(Collected data)
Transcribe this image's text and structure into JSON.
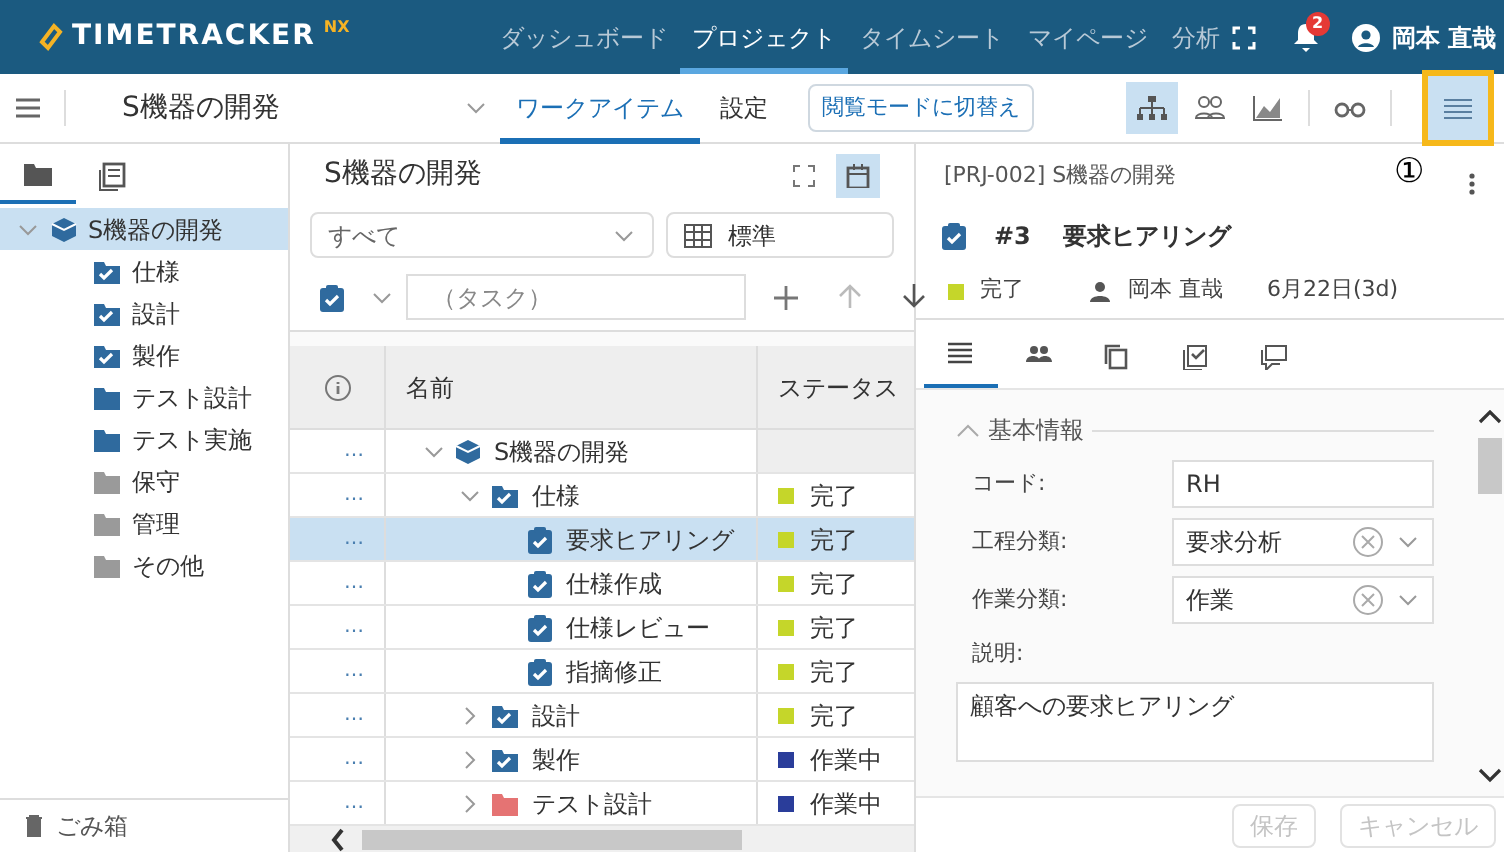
{
  "header": {
    "logo": "TIMETRACKER",
    "logo_suffix": "NX",
    "nav": [
      {
        "label": "ダッシュボード",
        "selected": false
      },
      {
        "label": "プロジェクト",
        "selected": true
      },
      {
        "label": "タイムシート",
        "selected": false
      },
      {
        "label": "マイページ",
        "selected": false
      },
      {
        "label": "分析",
        "selected": false
      }
    ],
    "notification_count": "2",
    "user": "岡本 直哉"
  },
  "toolbar": {
    "project": "S機器の開発",
    "tabs": [
      {
        "label": "ワークアイテム",
        "selected": true
      },
      {
        "label": "設定",
        "selected": false
      }
    ],
    "mode_button": "閲覧モードに切替え",
    "view_buttons": [
      {
        "kind": "hierarchy",
        "selected": true
      },
      {
        "kind": "people",
        "selected": false
      },
      {
        "kind": "chart",
        "selected": false
      },
      {
        "kind": "glasses",
        "selected": false
      },
      {
        "kind": "list",
        "selected": true
      }
    ],
    "annotation": "①"
  },
  "sidebar": {
    "tabs": [
      {
        "kind": "folder",
        "selected": true
      },
      {
        "kind": "list",
        "selected": false
      }
    ],
    "tree": [
      {
        "label": "S機器の開発",
        "kind": "project",
        "expanded": true,
        "selected": true,
        "children": [
          {
            "label": "仕様",
            "kind": "task-group",
            "selected": false
          },
          {
            "label": "設計",
            "kind": "task-group",
            "selected": false
          },
          {
            "label": "製作",
            "kind": "task-group",
            "selected": false
          },
          {
            "label": "テスト設計",
            "kind": "folder",
            "color": "#2f6a9e",
            "selected": false
          },
          {
            "label": "テスト実施",
            "kind": "folder",
            "color": "#2f6a9e",
            "selected": false
          },
          {
            "label": "保守",
            "kind": "folder",
            "color": "#9a9a9a",
            "selected": false
          },
          {
            "label": "管理",
            "kind": "folder",
            "color": "#9a9a9a",
            "selected": false
          },
          {
            "label": "その他",
            "kind": "folder",
            "color": "#9a9a9a",
            "selected": false
          }
        ]
      }
    ],
    "trash": "ごみ箱"
  },
  "list": {
    "title": "S機器の開発",
    "filter": "すべて",
    "view": "標準",
    "task_placeholder": "（タスク）",
    "columns": [
      "名前",
      "ステータス"
    ],
    "rows": [
      {
        "actions": "…",
        "name": "S機器の開発",
        "kind": "project",
        "expanded": true,
        "selected": false,
        "children": [
          {
            "actions": "…",
            "name": "仕様",
            "kind": "task-group",
            "expanded": true,
            "selected": false,
            "status": {
              "text": "完了",
              "color": "#c5d62a"
            },
            "children": [
              {
                "actions": "…",
                "name": "要求ヒアリング",
                "kind": "task",
                "selected": true,
                "status": {
                  "text": "完了",
                  "color": "#c5d62a"
                }
              },
              {
                "actions": "…",
                "name": "仕様作成",
                "kind": "task",
                "selected": false,
                "status": {
                  "text": "完了",
                  "color": "#c5d62a"
                }
              },
              {
                "actions": "…",
                "name": "仕様レビュー",
                "kind": "task",
                "selected": false,
                "status": {
                  "text": "完了",
                  "color": "#c5d62a"
                }
              },
              {
                "actions": "…",
                "name": "指摘修正",
                "kind": "task",
                "selected": false,
                "status": {
                  "text": "完了",
                  "color": "#c5d62a"
                }
              }
            ]
          },
          {
            "actions": "…",
            "name": "設計",
            "kind": "task-group",
            "expanded": false,
            "selected": false,
            "status": {
              "text": "完了",
              "color": "#c5d62a"
            }
          },
          {
            "actions": "…",
            "name": "製作",
            "kind": "task-group",
            "expanded": false,
            "selected": false,
            "status": {
              "text": "作業中",
              "color": "#2a3d9a"
            }
          },
          {
            "actions": "…",
            "name": "テスト設計",
            "kind": "folder",
            "color": "#e57373",
            "expanded": false,
            "selected": false,
            "status": {
              "text": "作業中",
              "color": "#2a3d9a"
            }
          }
        ]
      }
    ]
  },
  "detail": {
    "breadcrumb": "[PRJ-002] S機器の開発",
    "number": "#3",
    "title": "要求ヒアリング",
    "status": {
      "text": "完了",
      "color": "#c5d62a"
    },
    "assignee": "岡本 直哉",
    "date": "6月22日(3d)",
    "tabs": [
      {
        "kind": "lines",
        "selected": true
      },
      {
        "kind": "people",
        "selected": false
      },
      {
        "kind": "copy",
        "selected": false
      },
      {
        "kind": "check",
        "selected": false
      },
      {
        "kind": "comment",
        "selected": false
      }
    ],
    "section": {
      "title": "基本情報",
      "expanded": true
    },
    "fields": [
      {
        "label": "コード:",
        "kind": "text",
        "value": "RH"
      },
      {
        "label": "工程分類:",
        "kind": "select",
        "value": "要求分析"
      },
      {
        "label": "作業分類:",
        "kind": "select",
        "value": "作業"
      }
    ],
    "description_label": "説明:",
    "description": "顧客への要求ヒアリング",
    "buttons": [
      {
        "label": "保存",
        "disabled": true
      },
      {
        "label": "キャンセル",
        "disabled": true
      }
    ]
  }
}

Written problem:
Quote the records above in full, dropping each picture.

The answer:
Transcribe this image's text and structure into JSON.
{
  "header": {
    "logo": "TIMETRACKER",
    "logo_suffix": "NX",
    "nav": [
      {
        "label": "ダッシュボード",
        "selected": false
      },
      {
        "label": "プロジェクト",
        "selected": true
      },
      {
        "label": "タイムシート",
        "selected": false
      },
      {
        "label": "マイページ",
        "selected": false
      },
      {
        "label": "分析",
        "selected": false
      }
    ],
    "notification_count": "2",
    "user": "岡本 直哉"
  },
  "toolbar": {
    "project": "S機器の開発",
    "tabs": [
      {
        "label": "ワークアイテム",
        "selected": true
      },
      {
        "label": "設定",
        "selected": false
      }
    ],
    "mode_button": "閲覧モードに切替え",
    "view_buttons": [
      {
        "kind": "hierarchy",
        "selected": true
      },
      {
        "kind": "people",
        "selected": false
      },
      {
        "kind": "chart",
        "selected": false
      },
      {
        "kind": "glasses",
        "selected": false
      },
      {
        "kind": "list",
        "selected": true
      }
    ],
    "annotation": "①"
  },
  "sidebar": {
    "tabs": [
      {
        "kind": "folder",
        "selected": true
      },
      {
        "kind": "list",
        "selected": false
      }
    ],
    "tree": [
      {
        "label": "S機器の開発",
        "kind": "project",
        "expanded": true,
        "selected": true,
        "children": [
          {
            "label": "仕様",
            "kind": "task-group",
            "selected": false
          },
          {
            "label": "設計",
            "kind": "task-group",
            "selected": false
          },
          {
            "label": "製作",
            "kind": "task-group",
            "selected": false
          },
          {
            "label": "テスト設計",
            "kind": "folder",
            "color": "#2f6a9e",
            "selected": false
          },
          {
            "label": "テスト実施",
            "kind": "folder",
            "color": "#2f6a9e",
            "selected": false
          },
          {
            "label": "保守",
            "kind": "folder",
            "color": "#9a9a9a",
            "selected": false
          },
          {
            "label": "管理",
            "kind": "folder",
            "color": "#9a9a9a",
            "selected": false
          },
          {
            "label": "その他",
            "kind": "folder",
            "color": "#9a9a9a",
            "selected": false
          }
        ]
      }
    ],
    "trash": "ごみ箱"
  },
  "list": {
    "title": "S機器の開発",
    "filter": "すべて",
    "view": "標準",
    "task_placeholder": "（タスク）",
    "columns": [
      "名前",
      "ステータス"
    ],
    "rows": [
      {
        "actions": "…",
        "name": "S機器の開発",
        "kind": "project",
        "expanded": true,
        "selected": false,
        "children": [
          {
            "actions": "…",
            "name": "仕様",
            "kind": "task-group",
            "expanded": true,
            "selected": false,
            "status": {
              "text": "完了",
              "color": "#c5d62a"
            },
            "children": [
              {
                "actions": "…",
                "name": "要求ヒアリング",
                "kind": "task",
                "selected": true,
                "status": {
                  "text": "完了",
                  "color": "#c5d62a"
                }
              },
              {
                "actions": "…",
                "name": "仕様作成",
                "kind": "task",
                "selected": false,
                "status": {
                  "text": "完了",
                  "color": "#c5d62a"
                }
              },
              {
                "actions": "…",
                "name": "仕様レビュー",
                "kind": "task",
                "selected": false,
                "status": {
                  "text": "完了",
                  "color": "#c5d62a"
                }
              },
              {
                "actions": "…",
                "name": "指摘修正",
                "kind": "task",
                "selected": false,
                "status": {
                  "text": "完了",
                  "color": "#c5d62a"
                }
              }
            ]
          },
          {
            "actions": "…",
            "name": "設計",
            "kind": "task-group",
            "expanded": false,
            "selected": false,
            "status": {
              "text": "完了",
              "color": "#c5d62a"
            }
          },
          {
            "actions": "…",
            "name": "製作",
            "kind": "task-group",
            "expanded": false,
            "selected": false,
            "status": {
              "text": "作業中",
              "color": "#2a3d9a"
            }
          },
          {
            "actions": "…",
            "name": "テスト設計",
            "kind": "folder",
            "color": "#e57373",
            "expanded": false,
            "selected": false,
            "status": {
              "text": "作業中",
              "color": "#2a3d9a"
            }
          }
        ]
      }
    ]
  },
  "detail": {
    "breadcrumb": "[PRJ-002] S機器の開発",
    "number": "#3",
    "title": "要求ヒアリング",
    "status": {
      "text": "完了",
      "color": "#c5d62a"
    },
    "assignee": "岡本 直哉",
    "date": "6月22日(3d)",
    "tabs": [
      {
        "kind": "lines",
        "selected": true
      },
      {
        "kind": "people",
        "selected": false
      },
      {
        "kind": "copy",
        "selected": false
      },
      {
        "kind": "check",
        "selected": false
      },
      {
        "kind": "comment",
        "selected": false
      }
    ],
    "section": {
      "title": "基本情報",
      "expanded": true
    },
    "fields": [
      {
        "label": "コード:",
        "kind": "text",
        "value": "RH"
      },
      {
        "label": "工程分類:",
        "kind": "select",
        "value": "要求分析"
      },
      {
        "label": "作業分類:",
        "kind": "select",
        "value": "作業"
      }
    ],
    "description_label": "説明:",
    "description": "顧客への要求ヒアリング",
    "buttons": [
      {
        "label": "保存",
        "disabled": true
      },
      {
        "label": "キャンセル",
        "disabled": true
      }
    ]
  }
}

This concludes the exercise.